### [THE TASK]
Across the material below, how many lines contain the word "DRIVE"? Give only the number.

Recorded data:
▼

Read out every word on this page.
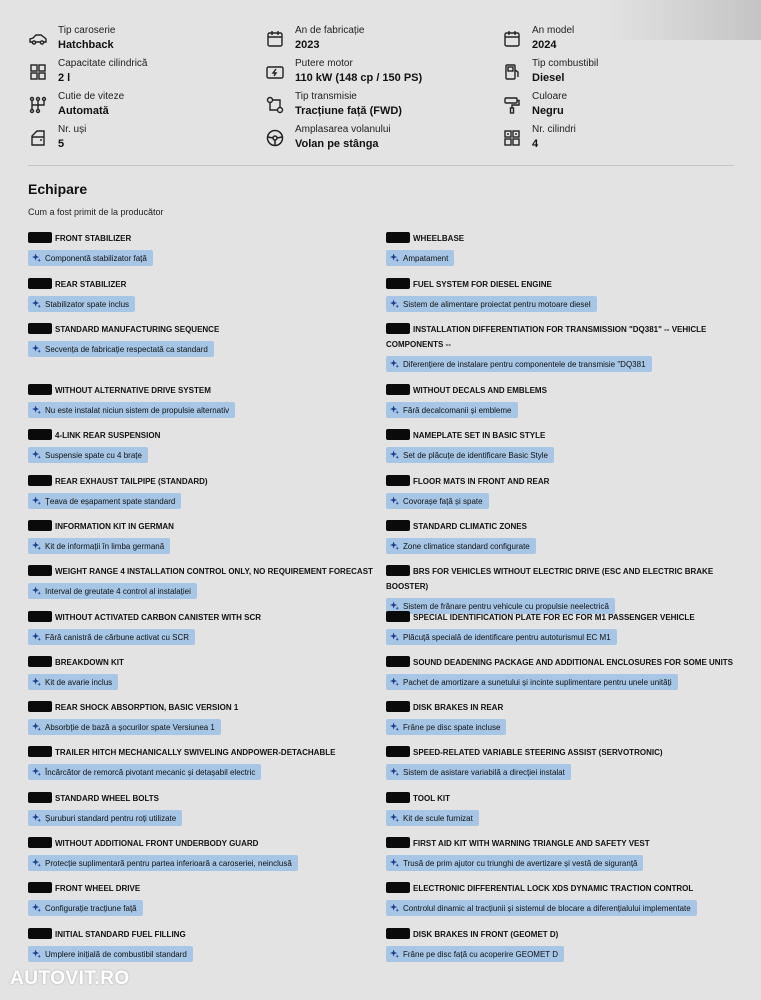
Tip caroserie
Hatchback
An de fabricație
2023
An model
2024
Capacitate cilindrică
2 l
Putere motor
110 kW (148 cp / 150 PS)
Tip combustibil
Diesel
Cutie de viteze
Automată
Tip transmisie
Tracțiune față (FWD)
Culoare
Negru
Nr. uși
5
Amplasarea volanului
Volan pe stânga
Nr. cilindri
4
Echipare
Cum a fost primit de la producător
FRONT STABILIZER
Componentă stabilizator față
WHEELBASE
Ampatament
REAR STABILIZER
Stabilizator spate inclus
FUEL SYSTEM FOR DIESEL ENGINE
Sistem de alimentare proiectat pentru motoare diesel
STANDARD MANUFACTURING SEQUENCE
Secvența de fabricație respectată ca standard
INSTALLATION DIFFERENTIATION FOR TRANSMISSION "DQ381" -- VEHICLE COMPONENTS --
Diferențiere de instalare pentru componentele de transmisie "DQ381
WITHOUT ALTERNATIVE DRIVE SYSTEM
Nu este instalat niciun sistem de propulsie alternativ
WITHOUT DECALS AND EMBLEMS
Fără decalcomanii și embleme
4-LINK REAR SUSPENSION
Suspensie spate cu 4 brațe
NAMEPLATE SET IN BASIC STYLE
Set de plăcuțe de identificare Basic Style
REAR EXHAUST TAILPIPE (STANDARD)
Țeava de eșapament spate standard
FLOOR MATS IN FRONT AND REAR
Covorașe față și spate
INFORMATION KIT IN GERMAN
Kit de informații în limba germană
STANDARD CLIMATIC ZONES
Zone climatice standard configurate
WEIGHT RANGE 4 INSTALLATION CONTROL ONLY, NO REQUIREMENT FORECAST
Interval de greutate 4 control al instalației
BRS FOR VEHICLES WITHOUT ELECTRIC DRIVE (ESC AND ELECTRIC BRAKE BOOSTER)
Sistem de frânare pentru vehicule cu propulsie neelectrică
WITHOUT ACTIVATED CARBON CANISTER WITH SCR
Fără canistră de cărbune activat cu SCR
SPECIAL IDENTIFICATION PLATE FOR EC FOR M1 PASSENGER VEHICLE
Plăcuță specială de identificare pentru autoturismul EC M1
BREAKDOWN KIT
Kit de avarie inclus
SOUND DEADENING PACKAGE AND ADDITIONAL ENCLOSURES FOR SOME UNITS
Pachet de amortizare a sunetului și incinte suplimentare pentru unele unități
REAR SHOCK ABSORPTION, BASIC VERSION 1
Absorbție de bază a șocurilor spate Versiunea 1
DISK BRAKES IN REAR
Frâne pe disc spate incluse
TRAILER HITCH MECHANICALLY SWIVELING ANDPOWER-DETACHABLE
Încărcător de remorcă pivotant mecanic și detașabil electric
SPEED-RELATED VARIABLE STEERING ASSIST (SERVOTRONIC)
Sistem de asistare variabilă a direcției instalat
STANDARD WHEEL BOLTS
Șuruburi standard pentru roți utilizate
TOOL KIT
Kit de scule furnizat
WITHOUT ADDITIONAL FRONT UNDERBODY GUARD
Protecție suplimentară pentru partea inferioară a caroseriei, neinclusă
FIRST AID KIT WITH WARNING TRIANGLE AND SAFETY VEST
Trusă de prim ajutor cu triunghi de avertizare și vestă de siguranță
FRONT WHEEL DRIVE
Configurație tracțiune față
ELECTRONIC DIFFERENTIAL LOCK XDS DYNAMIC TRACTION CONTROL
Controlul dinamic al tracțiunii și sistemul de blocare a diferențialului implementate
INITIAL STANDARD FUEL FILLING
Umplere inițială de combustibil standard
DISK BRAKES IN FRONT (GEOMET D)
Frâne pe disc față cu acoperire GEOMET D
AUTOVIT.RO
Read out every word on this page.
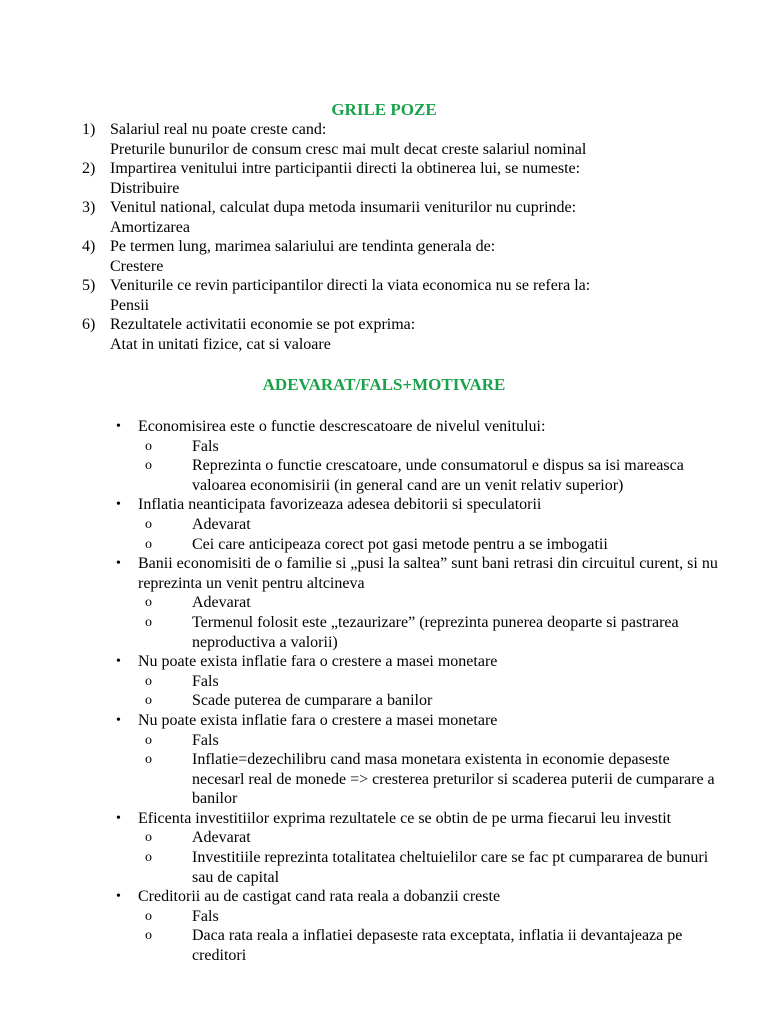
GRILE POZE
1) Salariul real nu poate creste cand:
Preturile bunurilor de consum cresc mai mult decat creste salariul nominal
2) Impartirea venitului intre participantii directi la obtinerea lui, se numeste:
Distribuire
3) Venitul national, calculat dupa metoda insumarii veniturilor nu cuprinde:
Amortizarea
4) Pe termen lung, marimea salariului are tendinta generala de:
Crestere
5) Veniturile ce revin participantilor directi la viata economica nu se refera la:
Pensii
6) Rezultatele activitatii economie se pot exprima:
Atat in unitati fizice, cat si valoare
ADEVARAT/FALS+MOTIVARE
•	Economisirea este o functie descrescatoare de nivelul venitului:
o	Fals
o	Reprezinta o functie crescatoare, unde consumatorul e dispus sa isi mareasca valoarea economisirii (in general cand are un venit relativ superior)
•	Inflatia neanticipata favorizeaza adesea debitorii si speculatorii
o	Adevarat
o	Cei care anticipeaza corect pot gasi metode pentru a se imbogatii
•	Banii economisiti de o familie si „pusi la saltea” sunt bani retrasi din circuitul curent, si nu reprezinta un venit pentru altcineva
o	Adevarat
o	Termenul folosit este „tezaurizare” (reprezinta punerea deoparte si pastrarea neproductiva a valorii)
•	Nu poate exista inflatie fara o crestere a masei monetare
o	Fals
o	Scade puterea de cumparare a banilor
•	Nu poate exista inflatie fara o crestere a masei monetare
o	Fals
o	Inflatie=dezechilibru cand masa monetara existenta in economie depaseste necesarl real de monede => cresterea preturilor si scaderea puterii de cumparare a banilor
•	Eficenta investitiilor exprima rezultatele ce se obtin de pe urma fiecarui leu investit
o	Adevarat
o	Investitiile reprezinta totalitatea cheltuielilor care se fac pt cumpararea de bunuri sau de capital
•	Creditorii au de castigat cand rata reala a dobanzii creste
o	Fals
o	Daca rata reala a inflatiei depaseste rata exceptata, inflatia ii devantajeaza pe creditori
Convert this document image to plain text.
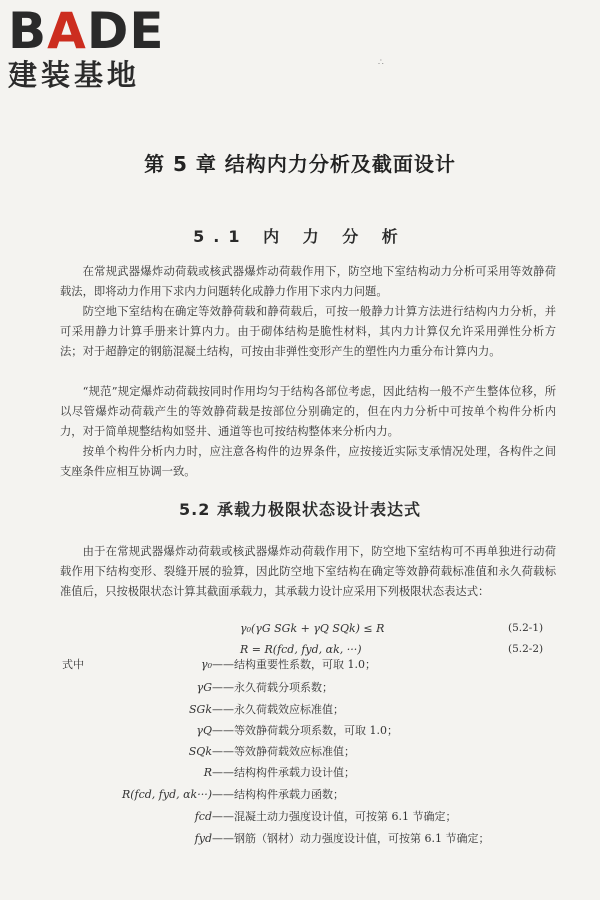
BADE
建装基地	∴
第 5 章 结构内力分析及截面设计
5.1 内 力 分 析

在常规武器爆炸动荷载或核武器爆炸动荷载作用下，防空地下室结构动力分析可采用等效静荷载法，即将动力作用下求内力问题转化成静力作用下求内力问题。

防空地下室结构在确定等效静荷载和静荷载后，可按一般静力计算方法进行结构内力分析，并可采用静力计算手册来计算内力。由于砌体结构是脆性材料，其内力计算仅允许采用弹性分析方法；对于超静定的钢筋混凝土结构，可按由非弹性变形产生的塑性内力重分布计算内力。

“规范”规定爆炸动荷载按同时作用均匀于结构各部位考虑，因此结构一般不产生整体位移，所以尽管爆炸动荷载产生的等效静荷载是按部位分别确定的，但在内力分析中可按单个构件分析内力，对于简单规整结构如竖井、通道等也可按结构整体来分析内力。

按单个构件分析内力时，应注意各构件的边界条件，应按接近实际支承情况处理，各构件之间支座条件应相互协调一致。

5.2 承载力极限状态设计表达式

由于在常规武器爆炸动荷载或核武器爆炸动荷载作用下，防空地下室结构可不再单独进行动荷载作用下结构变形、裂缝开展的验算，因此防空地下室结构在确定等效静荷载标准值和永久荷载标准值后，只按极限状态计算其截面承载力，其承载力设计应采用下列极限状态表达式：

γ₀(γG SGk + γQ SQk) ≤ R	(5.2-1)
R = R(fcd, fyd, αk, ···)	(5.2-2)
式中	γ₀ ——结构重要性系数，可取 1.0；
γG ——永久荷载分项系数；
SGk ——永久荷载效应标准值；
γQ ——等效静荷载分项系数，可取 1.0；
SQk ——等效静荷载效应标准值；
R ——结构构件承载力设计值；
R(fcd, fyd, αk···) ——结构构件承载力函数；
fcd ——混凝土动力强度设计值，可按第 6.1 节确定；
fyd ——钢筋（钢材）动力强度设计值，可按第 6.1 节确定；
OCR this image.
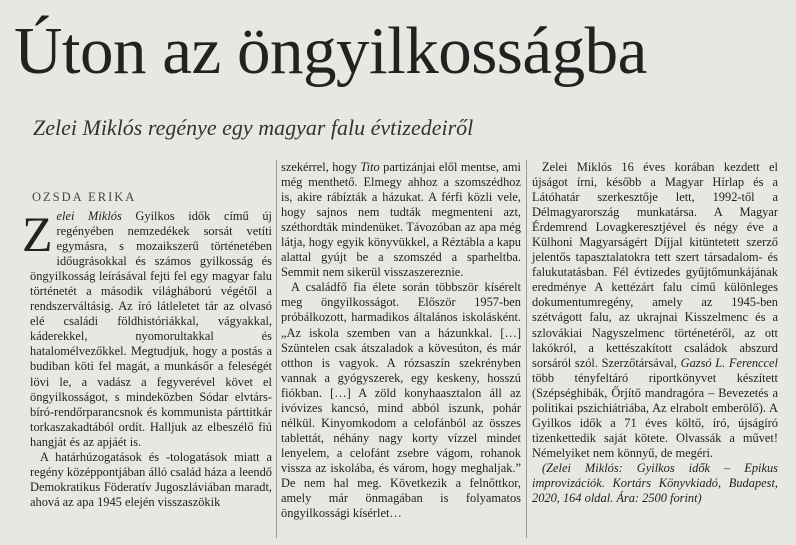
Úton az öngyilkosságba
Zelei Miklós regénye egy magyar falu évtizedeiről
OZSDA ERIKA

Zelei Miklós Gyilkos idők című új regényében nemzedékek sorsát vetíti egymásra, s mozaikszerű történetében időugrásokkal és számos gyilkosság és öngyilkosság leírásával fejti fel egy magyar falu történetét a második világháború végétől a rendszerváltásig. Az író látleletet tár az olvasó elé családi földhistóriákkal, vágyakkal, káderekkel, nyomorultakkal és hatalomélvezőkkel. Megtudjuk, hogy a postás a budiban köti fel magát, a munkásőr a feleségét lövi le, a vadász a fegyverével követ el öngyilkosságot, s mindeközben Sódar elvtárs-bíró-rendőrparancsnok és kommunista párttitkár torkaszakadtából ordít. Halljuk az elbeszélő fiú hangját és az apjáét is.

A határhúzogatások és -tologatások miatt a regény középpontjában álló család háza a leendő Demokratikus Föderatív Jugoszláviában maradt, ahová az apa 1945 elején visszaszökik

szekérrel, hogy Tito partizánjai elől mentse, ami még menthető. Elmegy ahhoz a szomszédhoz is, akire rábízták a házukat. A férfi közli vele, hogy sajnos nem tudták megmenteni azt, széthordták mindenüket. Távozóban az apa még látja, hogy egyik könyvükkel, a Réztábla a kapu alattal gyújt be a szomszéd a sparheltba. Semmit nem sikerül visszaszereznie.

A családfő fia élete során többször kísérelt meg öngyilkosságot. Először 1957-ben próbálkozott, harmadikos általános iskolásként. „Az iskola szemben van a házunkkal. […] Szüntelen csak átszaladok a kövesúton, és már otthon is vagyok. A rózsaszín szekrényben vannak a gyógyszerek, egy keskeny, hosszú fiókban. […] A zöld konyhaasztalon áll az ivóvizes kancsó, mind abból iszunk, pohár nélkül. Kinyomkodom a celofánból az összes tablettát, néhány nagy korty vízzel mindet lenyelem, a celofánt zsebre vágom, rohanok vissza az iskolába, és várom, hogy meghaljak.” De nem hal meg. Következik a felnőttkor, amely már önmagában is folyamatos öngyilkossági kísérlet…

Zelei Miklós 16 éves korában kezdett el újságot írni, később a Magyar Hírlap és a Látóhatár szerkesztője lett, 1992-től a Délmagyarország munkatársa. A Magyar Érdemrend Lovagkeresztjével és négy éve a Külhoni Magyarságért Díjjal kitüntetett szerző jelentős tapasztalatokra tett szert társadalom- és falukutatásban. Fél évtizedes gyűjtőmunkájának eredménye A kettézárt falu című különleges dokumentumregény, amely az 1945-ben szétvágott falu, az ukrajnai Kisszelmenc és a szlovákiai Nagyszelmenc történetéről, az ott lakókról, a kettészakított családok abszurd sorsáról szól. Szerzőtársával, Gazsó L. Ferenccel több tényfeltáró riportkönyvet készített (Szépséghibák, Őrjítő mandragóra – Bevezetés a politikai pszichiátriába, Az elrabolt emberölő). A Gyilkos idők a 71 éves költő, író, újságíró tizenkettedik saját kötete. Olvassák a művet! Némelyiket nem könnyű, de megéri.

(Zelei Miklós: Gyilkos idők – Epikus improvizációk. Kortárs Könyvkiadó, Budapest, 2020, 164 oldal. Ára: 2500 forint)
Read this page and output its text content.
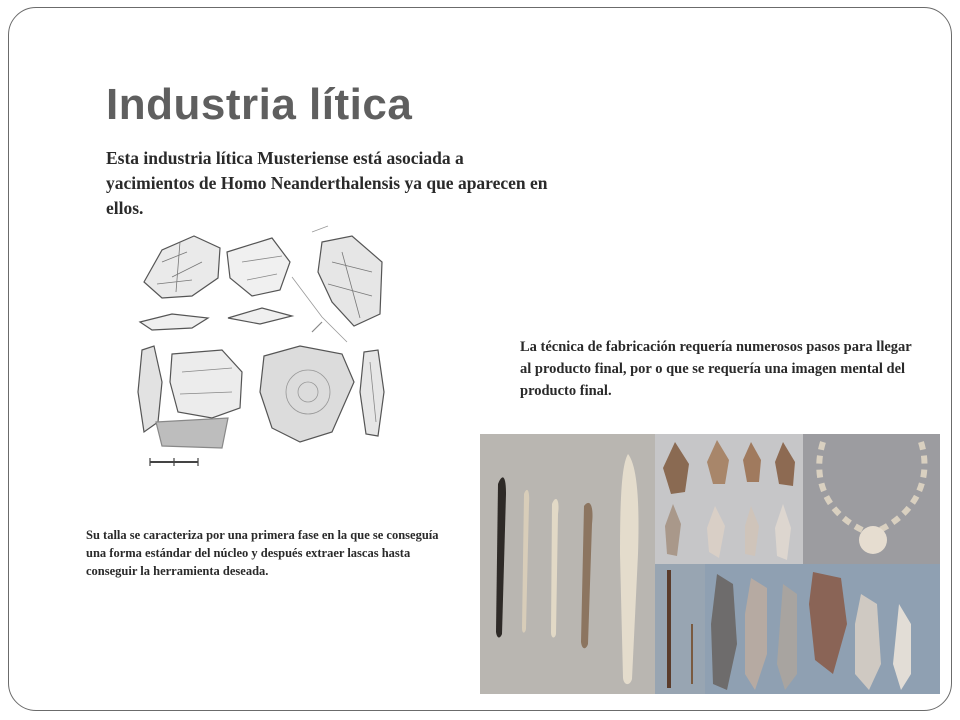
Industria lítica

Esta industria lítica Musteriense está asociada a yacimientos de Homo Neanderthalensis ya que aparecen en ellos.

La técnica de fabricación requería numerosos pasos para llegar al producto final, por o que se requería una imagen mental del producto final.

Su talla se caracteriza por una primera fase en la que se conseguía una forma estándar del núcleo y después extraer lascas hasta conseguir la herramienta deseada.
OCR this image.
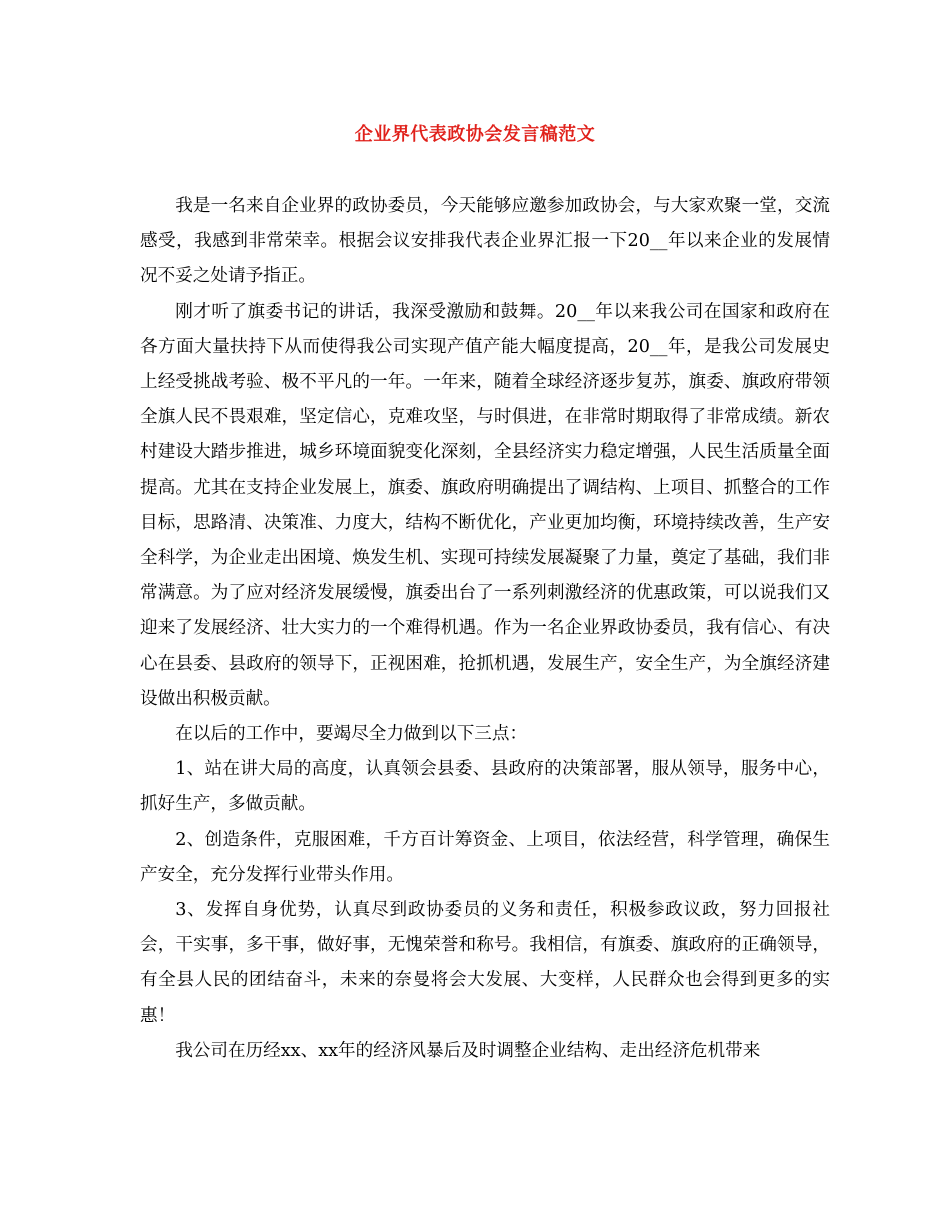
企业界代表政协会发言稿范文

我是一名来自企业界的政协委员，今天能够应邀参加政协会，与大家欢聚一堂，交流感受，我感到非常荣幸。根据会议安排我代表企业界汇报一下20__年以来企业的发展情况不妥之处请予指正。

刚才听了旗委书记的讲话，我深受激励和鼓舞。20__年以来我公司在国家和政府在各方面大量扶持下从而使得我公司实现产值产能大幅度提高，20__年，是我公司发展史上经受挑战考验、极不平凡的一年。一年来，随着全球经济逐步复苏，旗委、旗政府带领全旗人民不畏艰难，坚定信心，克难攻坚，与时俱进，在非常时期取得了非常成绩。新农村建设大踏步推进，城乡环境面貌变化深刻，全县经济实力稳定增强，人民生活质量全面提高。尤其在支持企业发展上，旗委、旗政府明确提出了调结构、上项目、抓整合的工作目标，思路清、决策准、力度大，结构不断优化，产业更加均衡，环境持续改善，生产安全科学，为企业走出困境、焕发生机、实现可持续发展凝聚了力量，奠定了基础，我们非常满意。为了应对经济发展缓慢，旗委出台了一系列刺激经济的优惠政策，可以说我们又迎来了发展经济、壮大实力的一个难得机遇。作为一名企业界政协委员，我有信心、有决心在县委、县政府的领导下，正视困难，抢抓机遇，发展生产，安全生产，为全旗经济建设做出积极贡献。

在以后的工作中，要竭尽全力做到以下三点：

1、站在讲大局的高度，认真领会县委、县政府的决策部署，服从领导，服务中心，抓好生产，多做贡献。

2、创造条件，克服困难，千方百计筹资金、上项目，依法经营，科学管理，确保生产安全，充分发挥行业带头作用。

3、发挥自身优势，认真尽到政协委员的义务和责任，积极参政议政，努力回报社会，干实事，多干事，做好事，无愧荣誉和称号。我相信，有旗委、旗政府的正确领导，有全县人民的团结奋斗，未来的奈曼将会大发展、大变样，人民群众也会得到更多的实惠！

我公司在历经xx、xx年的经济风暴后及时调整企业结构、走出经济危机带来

▲

### [THE OUTPUT]
3